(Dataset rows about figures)
----

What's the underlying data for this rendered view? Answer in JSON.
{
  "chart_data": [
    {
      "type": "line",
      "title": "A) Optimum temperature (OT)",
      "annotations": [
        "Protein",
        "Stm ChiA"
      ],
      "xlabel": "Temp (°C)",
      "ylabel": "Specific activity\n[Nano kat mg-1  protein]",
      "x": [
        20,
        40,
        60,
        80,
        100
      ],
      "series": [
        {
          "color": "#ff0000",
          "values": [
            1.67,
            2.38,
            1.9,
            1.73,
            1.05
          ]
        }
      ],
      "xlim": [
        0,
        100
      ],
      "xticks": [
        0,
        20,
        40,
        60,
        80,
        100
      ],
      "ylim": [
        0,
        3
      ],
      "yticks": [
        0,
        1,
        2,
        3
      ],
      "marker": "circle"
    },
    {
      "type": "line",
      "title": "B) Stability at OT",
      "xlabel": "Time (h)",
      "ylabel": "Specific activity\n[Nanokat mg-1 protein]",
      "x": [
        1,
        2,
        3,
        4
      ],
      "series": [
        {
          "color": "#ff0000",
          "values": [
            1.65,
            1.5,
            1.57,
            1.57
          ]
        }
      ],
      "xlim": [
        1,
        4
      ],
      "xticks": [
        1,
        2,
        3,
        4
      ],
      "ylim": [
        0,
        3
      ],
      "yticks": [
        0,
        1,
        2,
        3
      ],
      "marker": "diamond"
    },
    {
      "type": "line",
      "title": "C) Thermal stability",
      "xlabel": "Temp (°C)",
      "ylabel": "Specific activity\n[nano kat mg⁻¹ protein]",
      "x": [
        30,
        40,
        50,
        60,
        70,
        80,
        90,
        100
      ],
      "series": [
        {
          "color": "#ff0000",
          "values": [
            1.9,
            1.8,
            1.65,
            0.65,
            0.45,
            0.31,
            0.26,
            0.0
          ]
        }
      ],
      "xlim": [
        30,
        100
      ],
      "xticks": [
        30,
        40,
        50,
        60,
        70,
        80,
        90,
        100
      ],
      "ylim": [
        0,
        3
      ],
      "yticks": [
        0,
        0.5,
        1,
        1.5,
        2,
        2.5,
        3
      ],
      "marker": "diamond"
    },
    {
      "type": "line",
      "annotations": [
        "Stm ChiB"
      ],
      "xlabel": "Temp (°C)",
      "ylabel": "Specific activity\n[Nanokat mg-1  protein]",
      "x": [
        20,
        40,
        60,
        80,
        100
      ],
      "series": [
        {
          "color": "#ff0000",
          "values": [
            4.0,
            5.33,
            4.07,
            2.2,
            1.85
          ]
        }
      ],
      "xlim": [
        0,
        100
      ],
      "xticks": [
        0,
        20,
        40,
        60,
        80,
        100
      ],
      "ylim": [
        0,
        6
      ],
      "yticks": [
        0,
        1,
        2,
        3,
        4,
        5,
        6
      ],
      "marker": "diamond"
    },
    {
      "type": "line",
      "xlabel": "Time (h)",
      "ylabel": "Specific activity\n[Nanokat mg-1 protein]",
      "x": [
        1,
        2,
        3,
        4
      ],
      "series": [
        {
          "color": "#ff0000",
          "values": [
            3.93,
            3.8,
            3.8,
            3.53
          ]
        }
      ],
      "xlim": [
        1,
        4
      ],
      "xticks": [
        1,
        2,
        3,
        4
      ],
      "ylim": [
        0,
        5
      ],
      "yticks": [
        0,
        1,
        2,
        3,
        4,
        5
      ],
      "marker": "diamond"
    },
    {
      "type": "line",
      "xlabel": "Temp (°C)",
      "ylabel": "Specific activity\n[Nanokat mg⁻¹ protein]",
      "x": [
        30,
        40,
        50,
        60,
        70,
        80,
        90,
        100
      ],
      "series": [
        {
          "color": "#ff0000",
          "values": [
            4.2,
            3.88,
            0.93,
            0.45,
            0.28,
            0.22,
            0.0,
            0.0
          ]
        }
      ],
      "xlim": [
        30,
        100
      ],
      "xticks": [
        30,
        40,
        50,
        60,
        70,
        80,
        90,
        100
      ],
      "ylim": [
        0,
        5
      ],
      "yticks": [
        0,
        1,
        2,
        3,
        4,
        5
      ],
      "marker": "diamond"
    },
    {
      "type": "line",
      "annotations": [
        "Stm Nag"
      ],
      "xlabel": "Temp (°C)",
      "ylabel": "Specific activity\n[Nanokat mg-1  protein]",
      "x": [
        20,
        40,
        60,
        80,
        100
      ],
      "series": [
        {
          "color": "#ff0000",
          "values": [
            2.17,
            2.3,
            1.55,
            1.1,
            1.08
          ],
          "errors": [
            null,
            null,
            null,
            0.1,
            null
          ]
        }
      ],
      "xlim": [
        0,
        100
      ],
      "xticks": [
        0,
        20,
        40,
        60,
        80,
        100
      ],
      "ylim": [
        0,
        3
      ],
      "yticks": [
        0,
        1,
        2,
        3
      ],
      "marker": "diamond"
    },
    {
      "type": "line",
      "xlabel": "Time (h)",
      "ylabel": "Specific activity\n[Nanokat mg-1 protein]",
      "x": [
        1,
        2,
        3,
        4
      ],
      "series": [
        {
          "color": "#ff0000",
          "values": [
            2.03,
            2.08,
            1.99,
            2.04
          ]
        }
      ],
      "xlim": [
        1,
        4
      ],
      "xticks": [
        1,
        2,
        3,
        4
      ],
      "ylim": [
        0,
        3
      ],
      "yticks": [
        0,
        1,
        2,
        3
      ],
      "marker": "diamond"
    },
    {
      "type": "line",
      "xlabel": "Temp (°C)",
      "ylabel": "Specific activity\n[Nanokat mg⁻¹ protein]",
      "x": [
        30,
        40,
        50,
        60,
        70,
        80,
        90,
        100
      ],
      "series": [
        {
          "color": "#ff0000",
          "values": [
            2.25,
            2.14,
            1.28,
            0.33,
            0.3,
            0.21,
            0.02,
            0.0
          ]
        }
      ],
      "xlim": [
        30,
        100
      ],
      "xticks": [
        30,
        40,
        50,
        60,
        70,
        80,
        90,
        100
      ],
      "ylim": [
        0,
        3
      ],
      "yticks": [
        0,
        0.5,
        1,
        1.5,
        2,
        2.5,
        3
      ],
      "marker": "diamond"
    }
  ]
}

----

● **Directions for this task**
Return each record exactly as given.

● **Solution to this problem**
What's the underlying data for this rendered view? Answer in JSON.
{
  "chart_data": [
    {
      "type": "line",
      "title": "A) Optimum temperature (OT)",
      "annotations": [
        "Protein",
        "Stm ChiA"
      ],
      "xlabel": "Temp (°C)",
      "ylabel": "Specific activity\n[Nano kat mg-1  protein]",
      "x": [
        20,
        40,
        60,
        80,
        100
      ],
      "series": [
        {
          "color": "#ff0000",
          "values": [
            1.67,
            2.38,
            1.9,
            1.73,
            1.05
          ]
        }
      ],
      "xlim": [
        0,
        100
      ],
      "xticks": [
        0,
        20,
        40,
        60,
        80,
        100
      ],
      "ylim": [
        0,
        3
      ],
      "yticks": [
        0,
        1,
        2,
        3
      ],
      "marker": "circle"
    },
    {
      "type": "line",
      "title": "B) Stability at OT",
      "xlabel": "Time (h)",
      "ylabel": "Specific activity\n[Nanokat mg-1 protein]",
      "x": [
        1,
        2,
        3,
        4
      ],
      "series": [
        {
          "color": "#ff0000",
          "values": [
            1.65,
            1.5,
            1.57,
            1.57
          ]
        }
      ],
      "xlim": [
        1,
        4
      ],
      "xticks": [
        1,
        2,
        3,
        4
      ],
      "ylim": [
        0,
        3
      ],
      "yticks": [
        0,
        1,
        2,
        3
      ],
      "marker": "diamond"
    },
    {
      "type": "line",
      "title": "C) Thermal stability",
      "xlabel": "Temp (°C)",
      "ylabel": "Specific activity\n[nano kat mg⁻¹ protein]",
      "x": [
        30,
        40,
        50,
        60,
        70,
        80,
        90,
        100
      ],
      "series": [
        {
          "color": "#ff0000",
          "values": [
            1.9,
            1.8,
            1.65,
            0.65,
            0.45,
            0.31,
            0.26,
            0.0
          ]
        }
      ],
      "xlim": [
        30,
        100
      ],
      "xticks": [
        30,
        40,
        50,
        60,
        70,
        80,
        90,
        100
      ],
      "ylim": [
        0,
        3
      ],
      "yticks": [
        0,
        0.5,
        1,
        1.5,
        2,
        2.5,
        3
      ],
      "marker": "diamond"
    },
    {
      "type": "line",
      "annotations": [
        "Stm ChiB"
      ],
      "xlabel": "Temp (°C)",
      "ylabel": "Specific activity\n[Nanokat mg-1  protein]",
      "x": [
        20,
        40,
        60,
        80,
        100
      ],
      "series": [
        {
          "color": "#ff0000",
          "values": [
            4.0,
            5.33,
            4.07,
            2.2,
            1.85
          ]
        }
      ],
      "xlim": [
        0,
        100
      ],
      "xticks": [
        0,
        20,
        40,
        60,
        80,
        100
      ],
      "ylim": [
        0,
        6
      ],
      "yticks": [
        0,
        1,
        2,
        3,
        4,
        5,
        6
      ],
      "marker": "diamond"
    },
    {
      "type": "line",
      "xlabel": "Time (h)",
      "ylabel": "Specific activity\n[Nanokat mg-1 protein]",
      "x": [
        1,
        2,
        3,
        4
      ],
      "series": [
        {
          "color": "#ff0000",
          "values": [
            3.93,
            3.8,
            3.8,
            3.53
          ]
        }
      ],
      "xlim": [
        1,
        4
      ],
      "xticks": [
        1,
        2,
        3,
        4
      ],
      "ylim": [
        0,
        5
      ],
      "yticks": [
        0,
        1,
        2,
        3,
        4,
        5
      ],
      "marker": "diamond"
    },
    {
      "type": "line",
      "xlabel": "Temp (°C)",
      "ylabel": "Specific activity\n[Nanokat mg⁻¹ protein]",
      "x": [
        30,
        40,
        50,
        60,
        70,
        80,
        90,
        100
      ],
      "series": [
        {
          "color": "#ff0000",
          "values": [
            4.2,
            3.88,
            0.93,
            0.45,
            0.28,
            0.22,
            0.0,
            0.0
          ]
        }
      ],
      "xlim": [
        30,
        100
      ],
      "xticks": [
        30,
        40,
        50,
        60,
        70,
        80,
        90,
        100
      ],
      "ylim": [
        0,
        5
      ],
      "yticks": [
        0,
        1,
        2,
        3,
        4,
        5
      ],
      "marker": "diamond"
    },
    {
      "type": "line",
      "annotations": [
        "Stm Nag"
      ],
      "xlabel": "Temp (°C)",
      "ylabel": "Specific activity\n[Nanokat mg-1  protein]",
      "x": [
        20,
        40,
        60,
        80,
        100
      ],
      "series": [
        {
          "color": "#ff0000",
          "values": [
            2.17,
            2.3,
            1.55,
            1.1,
            1.08
          ],
          "errors": [
            null,
            null,
            null,
            0.1,
            null
          ]
        }
      ],
      "xlim": [
        0,
        100
      ],
      "xticks": [
        0,
        20,
        40,
        60,
        80,
        100
      ],
      "ylim": [
        0,
        3
      ],
      "yticks": [
        0,
        1,
        2,
        3
      ],
      "marker": "diamond"
    },
    {
      "type": "line",
      "xlabel": "Time (h)",
      "ylabel": "Specific activity\n[Nanokat mg-1 protein]",
      "x": [
        1,
        2,
        3,
        4
      ],
      "series": [
        {
          "color": "#ff0000",
          "values": [
            2.03,
            2.08,
            1.99,
            2.04
          ]
        }
      ],
      "xlim": [
        1,
        4
      ],
      "xticks": [
        1,
        2,
        3,
        4
      ],
      "ylim": [
        0,
        3
      ],
      "yticks": [
        0,
        1,
        2,
        3
      ],
      "marker": "diamond"
    },
    {
      "type": "line",
      "xlabel": "Temp (°C)",
      "ylabel": "Specific activity\n[Nanokat mg⁻¹ protein]",
      "x": [
        30,
        40,
        50,
        60,
        70,
        80,
        90,
        100
      ],
      "series": [
        {
          "color": "#ff0000",
          "values": [
            2.25,
            2.14,
            1.28,
            0.33,
            0.3,
            0.21,
            0.02,
            0.0
          ]
        }
      ],
      "xlim": [
        30,
        100
      ],
      "xticks": [
        30,
        40,
        50,
        60,
        70,
        80,
        90,
        100
      ],
      "ylim": [
        0,
        3
      ],
      "yticks": [
        0,
        0.5,
        1,
        1.5,
        2,
        2.5,
        3
      ],
      "marker": "diamond"
    }
  ]
}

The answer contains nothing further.